--- start Records ---

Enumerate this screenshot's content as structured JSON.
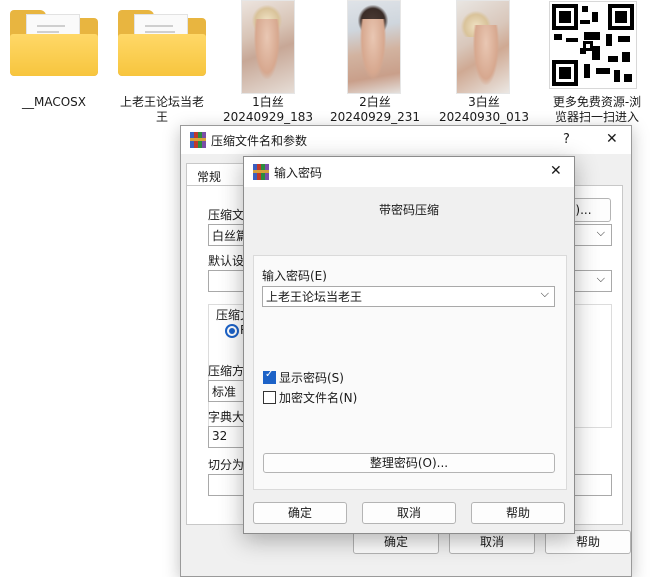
{
  "desktop": {
    "files": [
      {
        "name": "__MACOSX",
        "type": "folder"
      },
      {
        "name": "上老王论坛当老\n王",
        "type": "folder"
      },
      {
        "name": "1白丝\n20240929_183",
        "type": "image"
      },
      {
        "name": "2白丝\n20240929_231",
        "type": "image"
      },
      {
        "name": "3白丝\n20240930_013",
        "type": "image"
      },
      {
        "name": "更多免费资源-浏\n览器扫一扫进入",
        "type": "qr-image"
      }
    ]
  },
  "archive_dialog": {
    "title": "压缩文件名和参数",
    "help_icon": "?",
    "close_icon": "✕",
    "tab_general": "常规",
    "label_archive_name": "压缩文",
    "archive_name_value": "白丝篇",
    "browse_button": "(B)...",
    "label_default_settings": "默认设",
    "label_format": "压缩文",
    "format_option": "R",
    "label_method": "压缩方",
    "method_value": "标准",
    "label_dictionary": "字典大",
    "dictionary_value": "32",
    "label_split": "切分为",
    "ok_button": "确定",
    "cancel_button": "取消",
    "help_button": "帮助"
  },
  "password_dialog": {
    "title": "输入密码",
    "close_icon": "✕",
    "heading": "带密码压缩",
    "label_password": "输入密码(E)",
    "password_value": "上老王论坛当老王",
    "show_password_label": "显示密码(S)",
    "show_password_checked": true,
    "encrypt_filenames_label": "加密文件名(N)",
    "encrypt_filenames_checked": false,
    "organize_button": "整理密码(O)...",
    "ok_button": "确定",
    "cancel_button": "取消",
    "help_button": "帮助"
  },
  "colors": {
    "accent": "#1c62c7",
    "folder": "#f7c53e"
  }
}
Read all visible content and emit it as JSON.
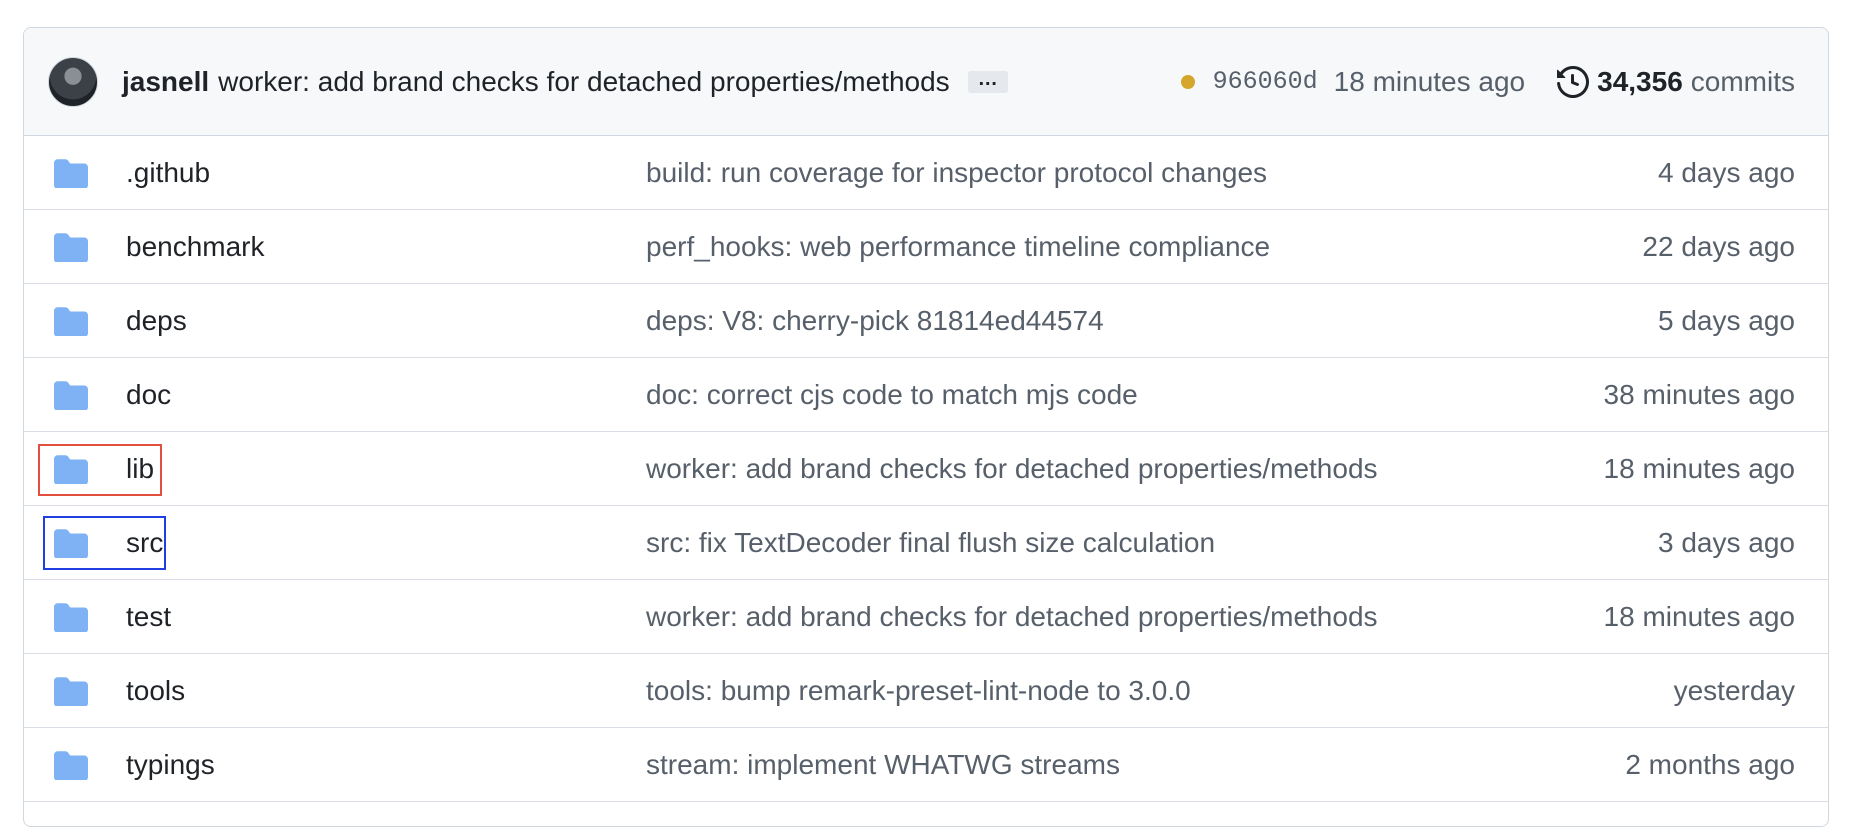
{
  "commit_header": {
    "author": "jasnell",
    "message": "worker: add brand checks for detached properties/methods",
    "ellipsis": "…",
    "sha": "966060d",
    "time": "18 minutes ago",
    "commit_count": "34,356",
    "commits_label": "commits"
  },
  "colors": {
    "folder": "#7fb2f5",
    "status_pending": "#d4a72c",
    "highlight_red": "#e0503c",
    "highlight_blue": "#1f3fe0"
  },
  "files": [
    {
      "name": ".github",
      "message": "build: run coverage for inspector protocol changes",
      "time": "4 days ago",
      "icon": "folder-icon"
    },
    {
      "name": "benchmark",
      "message": "perf_hooks: web performance timeline compliance",
      "time": "22 days ago",
      "icon": "folder-icon"
    },
    {
      "name": "deps",
      "message": "deps: V8: cherry-pick 81814ed44574",
      "time": "5 days ago",
      "icon": "folder-icon"
    },
    {
      "name": "doc",
      "message": "doc: correct cjs code to match mjs code",
      "time": "38 minutes ago",
      "icon": "folder-icon"
    },
    {
      "name": "lib",
      "message": "worker: add brand checks for detached properties/methods",
      "time": "18 minutes ago",
      "icon": "folder-icon"
    },
    {
      "name": "src",
      "message": "src: fix TextDecoder final flush size calculation",
      "time": "3 days ago",
      "icon": "folder-icon"
    },
    {
      "name": "test",
      "message": "worker: add brand checks for detached properties/methods",
      "time": "18 minutes ago",
      "icon": "folder-icon"
    },
    {
      "name": "tools",
      "message": "tools: bump remark-preset-lint-node to 3.0.0",
      "time": "yesterday",
      "icon": "folder-icon"
    },
    {
      "name": "typings",
      "message": "stream: implement WHATWG streams",
      "time": "2 months ago",
      "icon": "folder-icon"
    }
  ]
}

--- end Records ---

Stated goal - Transcribe each entry precisely as given, leaving the pictures out.

Response to the task -
Enumerate this screenshot's content as structured JSON.
{
  "desktop": {
    "files": [
      {
        "name": "__MACOSX",
        "type": "folder"
      },
      {
        "name": "上老王论坛当老\n王",
        "type": "folder"
      },
      {
        "name": "1白丝\n20240929_183",
        "type": "image"
      },
      {
        "name": "2白丝\n20240929_231",
        "type": "image"
      },
      {
        "name": "3白丝\n20240930_013",
        "type": "image"
      },
      {
        "name": "更多免费资源-浏\n览器扫一扫进入",
        "type": "qr-image"
      }
    ]
  },
  "archive_dialog": {
    "title": "压缩文件名和参数",
    "help_icon": "?",
    "close_icon": "✕",
    "tab_general": "常规",
    "label_archive_name": "压缩文",
    "archive_name_value": "白丝篇",
    "browse_button": "(B)...",
    "label_default_settings": "默认设",
    "label_format": "压缩文",
    "format_option": "R",
    "label_method": "压缩方",
    "method_value": "标准",
    "label_dictionary": "字典大",
    "dictionary_value": "32",
    "label_split": "切分为",
    "ok_button": "确定",
    "cancel_button": "取消",
    "help_button": "帮助"
  },
  "password_dialog": {
    "title": "输入密码",
    "close_icon": "✕",
    "heading": "带密码压缩",
    "label_password": "输入密码(E)",
    "password_value": "上老王论坛当老王",
    "show_password_label": "显示密码(S)",
    "show_password_checked": true,
    "encrypt_filenames_label": "加密文件名(N)",
    "encrypt_filenames_checked": false,
    "organize_button": "整理密码(O)...",
    "ok_button": "确定",
    "cancel_button": "取消",
    "help_button": "帮助"
  },
  "colors": {
    "accent": "#1c62c7",
    "folder": "#f7c53e"
  }
}
Read all visible content and emit it as JSON.
{
  "commit_header": {
    "author": "jasnell",
    "message": "worker: add brand checks for detached properties/methods",
    "ellipsis": "…",
    "sha": "966060d",
    "time": "18 minutes ago",
    "commit_count": "34,356",
    "commits_label": "commits"
  },
  "colors": {
    "folder": "#7fb2f5",
    "status_pending": "#d4a72c",
    "highlight_red": "#e0503c",
    "highlight_blue": "#1f3fe0"
  },
  "files": [
    {
      "name": ".github",
      "message": "build: run coverage for inspector protocol changes",
      "time": "4 days ago",
      "icon": "folder-icon"
    },
    {
      "name": "benchmark",
      "message": "perf_hooks: web performance timeline compliance",
      "time": "22 days ago",
      "icon": "folder-icon"
    },
    {
      "name": "deps",
      "message": "deps: V8: cherry-pick 81814ed44574",
      "time": "5 days ago",
      "icon": "folder-icon"
    },
    {
      "name": "doc",
      "message": "doc: correct cjs code to match mjs code",
      "time": "38 minutes ago",
      "icon": "folder-icon"
    },
    {
      "name": "lib",
      "message": "worker: add brand checks for detached properties/methods",
      "time": "18 minutes ago",
      "icon": "folder-icon"
    },
    {
      "name": "src",
      "message": "src: fix TextDecoder final flush size calculation",
      "time": "3 days ago",
      "icon": "folder-icon"
    },
    {
      "name": "test",
      "message": "worker: add brand checks for detached properties/methods",
      "time": "18 minutes ago",
      "icon": "folder-icon"
    },
    {
      "name": "tools",
      "message": "tools: bump remark-preset-lint-node to 3.0.0",
      "time": "yesterday",
      "icon": "folder-icon"
    },
    {
      "name": "typings",
      "message": "stream: implement WHATWG streams",
      "time": "2 months ago",
      "icon": "folder-icon"
    }
  ]
}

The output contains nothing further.